**Document source:**
▬▬▬▬▬▬
Les petits Britishs scotchent les cowboys à leurs sièges durant une tournée triomphale aux quatre coins des Etats-Unis.
C’est dans les bus, les avions, entre deux spliffs de beuh et quelques caisses de Jack Da’ que le quatuor fabrique ce deuxième album qui sera sobrement intitulé II.
Les enregistrements se font « on the road » et s’étalent sur deux continents (Londres, NewYork, Memphis, Los Angeles et Vancouver) au rythme soutenu de concerts interminables et de gueules de bois supersoniques.
Dans cette virée musicale au pays de l’Oncle Sam, Page qui prendra en charge la production de l’album, fait appel à l’ingé’ son visionnaire Eddy Kramer pour lui filer un coup de main.
Kramer (ingé’son sur le Electric Ladyland d‘Hendrix notamment) est le grattoir sur lequel l’allumette Jimmy Page va venir se frotter et prendre feu instantanément.
Page maltraite sa gratte, lui fait pousser des gémissements inédits: Couinements, échos, sirènes, overdubs étourdissants, stéréo perturbante.
Page ne forme plus qu’un avec son instrument, il en extrait la « substantifique moelle », il JimiHendrixe son jeu et pose les bases tapageuses du Hard Rock.
C’est avec un riff gravé dans le marbre du Rock’n’Roll que s’ouvre la première page du « Brown Bomber » : Whole Lotta Love.
Rock vénéneux et révolutionnaire où Page prend possession de ses jouets et mixe son Blues avec l’innocence et l’originalité du débutant. Plant pose sa voix aiguë sur ce riff de bonhomme et lui fais pousser des nichons, brouillant encore un peu plus les pistes. Bonham finit de déstructurer ce Blues novateur en le jouant à contre-temps perturbant la compréhension, en première lecture, d’un morceau d’une simplicité « ternaire » classique pour en faire l’ovni musical qui hante encore les oreilles des Rockeurs de tous âges.
Lemon Song où la rythmique zeppelinienne prend possession du morceau.
Jones semble discuter avec sa basse en tête-à-tête avec le Blues des ancêtres, tandis que Bonham balance des breaks interminables sur les incantations du vaudou blanc Plant.
Tout s’emballe.
HeartBreaker balance un riff monstrueux et dessine sous un Rock’n’Roll « classique » une modernité tétanisante.
Les morceaux se suivent et ne débandent jamais. Le Zeppelin est au sommet.
Page est en feu, Jones et Bonham redessinent la rythmique Rock pour des siècles tandis que Robert Plant aiguise sa plume empruntant à Tolkien, à l’imagerie chevaleresque et moyenâgeuse.
L’album se termine sur Bring it on home de Willie Dixon, morceau tentaculaire traversant les styles, les âges et ton épine dorsale. Led Zep comme un doigt tendu bien haut revisite le Blues, la Folk, le Rock, la Country en 4:20 minutes, laissant aux autres groupes les yeux pour pleurer.
Led Zeppelin chose insensée fait mieux que le premier album.
En fouinant comme des gamins curieux dans ce Rock en mouvement, dans ce Blues enraciné et dans des drogues inconnus, nos quatre apôtres chevelus ont trouvé au détour d’un croisement, un chemin non indiqué sur les cartes du Rock.
Un passage étroit, à la végétation dense, étouffante.
Un sentier. Un sentier à défricher inconnu et dangereux que les mômes ont choisis avec l’insouciance de ceux qui sont sûrs de leur talent.
Un sentier plutôt que ces voies dégagées, rassurantes, que tout le monde emprunte avec assurance.
Une promenade en terre inconnue avec l’espoir tout au bout.
L’espoir de faire d’une possible impasse, une autoroute à trois voies.
▬▬▬▬▬▬
**Consigne:** Recopiez sans aucune modification le passage de la critique de l'album II qui va de « Jones semble discuter » jusqu'à « yeux pour pleurer. ». Fiez-vous uniquement à la critique de l'album II.

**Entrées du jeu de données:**
▬▬▬▬▬▬
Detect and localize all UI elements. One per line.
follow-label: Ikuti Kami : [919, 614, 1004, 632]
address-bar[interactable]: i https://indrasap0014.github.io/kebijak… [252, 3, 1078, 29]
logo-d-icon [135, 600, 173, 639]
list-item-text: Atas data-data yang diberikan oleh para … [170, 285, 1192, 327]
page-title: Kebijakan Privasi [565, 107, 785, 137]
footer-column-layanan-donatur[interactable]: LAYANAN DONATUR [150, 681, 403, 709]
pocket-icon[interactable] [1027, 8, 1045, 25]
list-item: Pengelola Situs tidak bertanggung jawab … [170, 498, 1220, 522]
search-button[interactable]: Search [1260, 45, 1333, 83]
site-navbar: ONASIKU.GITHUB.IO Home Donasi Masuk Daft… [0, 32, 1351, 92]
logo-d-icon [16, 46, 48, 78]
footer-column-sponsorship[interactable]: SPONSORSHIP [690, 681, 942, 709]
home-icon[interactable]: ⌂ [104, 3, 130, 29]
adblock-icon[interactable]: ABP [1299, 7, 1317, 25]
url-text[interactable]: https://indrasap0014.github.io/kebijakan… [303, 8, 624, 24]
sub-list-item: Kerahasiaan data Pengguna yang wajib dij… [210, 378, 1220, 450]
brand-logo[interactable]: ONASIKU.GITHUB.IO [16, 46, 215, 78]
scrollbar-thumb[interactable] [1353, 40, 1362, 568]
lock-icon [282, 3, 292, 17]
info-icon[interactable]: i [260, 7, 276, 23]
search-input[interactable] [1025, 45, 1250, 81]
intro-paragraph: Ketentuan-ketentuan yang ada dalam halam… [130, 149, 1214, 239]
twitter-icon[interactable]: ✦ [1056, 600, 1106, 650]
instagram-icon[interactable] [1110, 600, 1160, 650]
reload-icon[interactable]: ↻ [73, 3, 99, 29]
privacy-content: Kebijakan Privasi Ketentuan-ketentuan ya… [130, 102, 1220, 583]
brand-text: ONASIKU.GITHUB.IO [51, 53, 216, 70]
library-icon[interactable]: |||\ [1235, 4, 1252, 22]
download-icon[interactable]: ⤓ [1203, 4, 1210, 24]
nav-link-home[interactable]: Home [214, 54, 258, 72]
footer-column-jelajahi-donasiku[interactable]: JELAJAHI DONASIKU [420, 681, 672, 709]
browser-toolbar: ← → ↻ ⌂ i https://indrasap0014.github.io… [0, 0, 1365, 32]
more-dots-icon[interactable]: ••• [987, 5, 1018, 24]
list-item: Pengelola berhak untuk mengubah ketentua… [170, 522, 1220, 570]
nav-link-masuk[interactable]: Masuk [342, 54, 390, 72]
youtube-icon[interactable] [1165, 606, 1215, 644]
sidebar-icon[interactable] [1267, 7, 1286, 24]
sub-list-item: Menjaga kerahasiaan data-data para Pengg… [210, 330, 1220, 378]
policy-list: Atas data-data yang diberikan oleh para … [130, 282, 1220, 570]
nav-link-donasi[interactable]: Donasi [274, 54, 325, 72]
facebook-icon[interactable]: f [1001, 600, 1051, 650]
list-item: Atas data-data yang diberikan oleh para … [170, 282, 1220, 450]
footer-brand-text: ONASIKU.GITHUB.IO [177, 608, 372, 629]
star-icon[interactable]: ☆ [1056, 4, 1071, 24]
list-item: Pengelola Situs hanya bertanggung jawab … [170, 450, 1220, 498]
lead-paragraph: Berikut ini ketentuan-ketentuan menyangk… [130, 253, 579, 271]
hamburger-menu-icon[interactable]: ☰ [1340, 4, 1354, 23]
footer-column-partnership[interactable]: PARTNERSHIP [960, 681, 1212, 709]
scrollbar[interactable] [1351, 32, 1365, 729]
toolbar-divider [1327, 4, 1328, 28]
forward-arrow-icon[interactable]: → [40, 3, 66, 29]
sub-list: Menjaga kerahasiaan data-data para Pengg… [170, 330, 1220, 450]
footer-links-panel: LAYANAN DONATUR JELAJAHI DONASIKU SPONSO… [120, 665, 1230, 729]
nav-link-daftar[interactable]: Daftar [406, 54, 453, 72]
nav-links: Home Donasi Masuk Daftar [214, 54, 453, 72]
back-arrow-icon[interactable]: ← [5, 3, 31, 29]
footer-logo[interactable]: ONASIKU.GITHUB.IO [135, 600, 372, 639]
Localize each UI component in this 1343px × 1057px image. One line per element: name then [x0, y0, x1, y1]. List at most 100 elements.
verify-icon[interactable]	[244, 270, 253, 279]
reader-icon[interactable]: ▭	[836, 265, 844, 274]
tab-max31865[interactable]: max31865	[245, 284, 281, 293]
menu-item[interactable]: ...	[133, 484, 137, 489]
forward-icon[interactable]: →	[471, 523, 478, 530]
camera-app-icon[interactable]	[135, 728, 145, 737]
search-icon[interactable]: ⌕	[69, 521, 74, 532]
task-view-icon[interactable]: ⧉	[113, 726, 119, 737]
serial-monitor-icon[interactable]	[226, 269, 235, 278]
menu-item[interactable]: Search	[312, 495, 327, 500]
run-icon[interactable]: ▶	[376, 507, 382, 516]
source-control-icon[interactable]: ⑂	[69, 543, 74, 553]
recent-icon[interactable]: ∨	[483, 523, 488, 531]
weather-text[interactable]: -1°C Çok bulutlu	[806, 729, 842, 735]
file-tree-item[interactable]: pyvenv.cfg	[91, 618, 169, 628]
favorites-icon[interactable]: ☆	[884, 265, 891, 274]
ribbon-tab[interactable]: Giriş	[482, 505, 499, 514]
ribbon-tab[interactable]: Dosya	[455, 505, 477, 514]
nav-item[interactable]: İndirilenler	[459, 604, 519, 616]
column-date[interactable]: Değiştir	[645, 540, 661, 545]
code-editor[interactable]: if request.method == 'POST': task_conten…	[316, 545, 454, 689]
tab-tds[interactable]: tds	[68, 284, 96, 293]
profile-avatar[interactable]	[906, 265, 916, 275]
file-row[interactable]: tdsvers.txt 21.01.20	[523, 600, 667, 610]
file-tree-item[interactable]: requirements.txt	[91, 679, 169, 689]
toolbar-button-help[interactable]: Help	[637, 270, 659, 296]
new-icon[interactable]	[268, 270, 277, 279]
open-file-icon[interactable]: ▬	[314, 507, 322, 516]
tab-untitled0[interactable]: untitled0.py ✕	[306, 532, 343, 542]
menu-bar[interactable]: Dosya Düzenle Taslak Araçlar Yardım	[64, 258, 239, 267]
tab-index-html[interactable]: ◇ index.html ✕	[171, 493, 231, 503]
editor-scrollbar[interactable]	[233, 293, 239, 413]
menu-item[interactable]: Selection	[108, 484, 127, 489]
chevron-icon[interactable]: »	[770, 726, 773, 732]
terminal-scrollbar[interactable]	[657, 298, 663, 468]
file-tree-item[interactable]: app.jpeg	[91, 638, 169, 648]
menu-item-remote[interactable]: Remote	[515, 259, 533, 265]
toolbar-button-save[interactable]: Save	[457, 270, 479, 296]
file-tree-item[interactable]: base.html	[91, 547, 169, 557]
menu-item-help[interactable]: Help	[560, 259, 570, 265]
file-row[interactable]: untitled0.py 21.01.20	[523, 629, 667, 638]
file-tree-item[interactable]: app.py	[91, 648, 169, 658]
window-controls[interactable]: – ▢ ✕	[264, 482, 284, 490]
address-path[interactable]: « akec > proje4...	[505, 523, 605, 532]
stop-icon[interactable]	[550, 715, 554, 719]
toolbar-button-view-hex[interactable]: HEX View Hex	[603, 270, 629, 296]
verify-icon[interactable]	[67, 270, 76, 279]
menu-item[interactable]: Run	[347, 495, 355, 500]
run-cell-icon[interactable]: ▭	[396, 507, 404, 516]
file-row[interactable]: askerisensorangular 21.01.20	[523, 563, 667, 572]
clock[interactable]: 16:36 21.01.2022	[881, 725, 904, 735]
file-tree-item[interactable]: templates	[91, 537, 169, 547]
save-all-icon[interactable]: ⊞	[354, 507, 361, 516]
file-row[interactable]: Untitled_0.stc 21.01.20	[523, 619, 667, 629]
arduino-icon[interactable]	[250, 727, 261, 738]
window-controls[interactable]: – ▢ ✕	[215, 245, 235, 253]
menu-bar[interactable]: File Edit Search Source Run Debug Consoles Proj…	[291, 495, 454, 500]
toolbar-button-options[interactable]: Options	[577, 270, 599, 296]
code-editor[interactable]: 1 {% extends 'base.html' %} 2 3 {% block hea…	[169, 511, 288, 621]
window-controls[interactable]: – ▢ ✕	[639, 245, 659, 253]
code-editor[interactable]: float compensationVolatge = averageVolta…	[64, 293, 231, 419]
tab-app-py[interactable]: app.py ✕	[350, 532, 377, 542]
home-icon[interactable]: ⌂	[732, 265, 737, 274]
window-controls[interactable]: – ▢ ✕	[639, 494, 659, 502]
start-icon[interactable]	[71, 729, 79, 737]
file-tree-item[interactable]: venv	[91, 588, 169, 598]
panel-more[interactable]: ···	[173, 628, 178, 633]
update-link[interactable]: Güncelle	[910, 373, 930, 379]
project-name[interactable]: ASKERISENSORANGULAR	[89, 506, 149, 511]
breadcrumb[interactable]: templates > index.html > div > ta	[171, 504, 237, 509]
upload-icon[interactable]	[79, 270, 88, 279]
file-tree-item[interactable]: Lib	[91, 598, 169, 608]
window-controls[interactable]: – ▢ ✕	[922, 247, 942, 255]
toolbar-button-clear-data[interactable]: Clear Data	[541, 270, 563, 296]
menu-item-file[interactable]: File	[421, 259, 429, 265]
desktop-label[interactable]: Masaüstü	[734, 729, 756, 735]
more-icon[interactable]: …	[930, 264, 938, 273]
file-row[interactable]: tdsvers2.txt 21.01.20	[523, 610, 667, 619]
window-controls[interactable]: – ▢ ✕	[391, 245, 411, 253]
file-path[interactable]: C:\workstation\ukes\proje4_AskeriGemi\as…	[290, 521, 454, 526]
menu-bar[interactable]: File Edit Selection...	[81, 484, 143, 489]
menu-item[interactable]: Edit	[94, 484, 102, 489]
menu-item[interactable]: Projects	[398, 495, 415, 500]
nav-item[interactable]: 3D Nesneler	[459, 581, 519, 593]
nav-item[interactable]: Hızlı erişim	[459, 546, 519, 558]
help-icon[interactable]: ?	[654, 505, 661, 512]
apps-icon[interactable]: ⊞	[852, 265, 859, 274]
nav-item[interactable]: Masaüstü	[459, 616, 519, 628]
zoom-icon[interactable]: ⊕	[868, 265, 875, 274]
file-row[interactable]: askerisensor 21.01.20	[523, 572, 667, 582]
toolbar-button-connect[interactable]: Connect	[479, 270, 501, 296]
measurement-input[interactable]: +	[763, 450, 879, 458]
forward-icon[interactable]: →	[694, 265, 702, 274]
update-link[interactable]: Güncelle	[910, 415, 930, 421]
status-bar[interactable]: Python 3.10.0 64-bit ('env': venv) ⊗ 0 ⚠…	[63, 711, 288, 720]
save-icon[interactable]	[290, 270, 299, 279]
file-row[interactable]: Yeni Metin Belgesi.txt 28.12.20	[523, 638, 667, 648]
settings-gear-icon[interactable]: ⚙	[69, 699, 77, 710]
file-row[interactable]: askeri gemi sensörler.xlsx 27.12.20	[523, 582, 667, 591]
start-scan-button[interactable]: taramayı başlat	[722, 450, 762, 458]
▬▬▬▬▬▬
**Réponse attendue:**
Jones semble discuter avec sa basse en tête-à-tête avec le Blues des ancêtres, tandis que Bonham balance des breaks interminables sur les incantations du vaudou blanc Plant.
Tout s’emballe.
HeartBreaker balance un riff monstrueux et dessine sous un Rock’n’Roll « classique » une modernité tétanisante.
Les morceaux se suivent et ne débandent jamais. Le Zeppelin est au sommet.
Page est en feu, Jones et Bonham redessinent la rythmique Rock pour des siècles tandis que Robert Plant aiguise sa plume empruntant à Tolkien, à l’imagerie chevaleresque et moyenâgeuse.
L’album se termine sur Bring it on home de Willie Dixon, morceau tentaculaire traversant les styles, les âges et ton épine dorsale. Led Zep comme un doigt tendu bien haut revisite le Blues, la Folk, le Rock, la Country en 4:20 minutes, laissant aux autres groupes les yeux pour pleurer.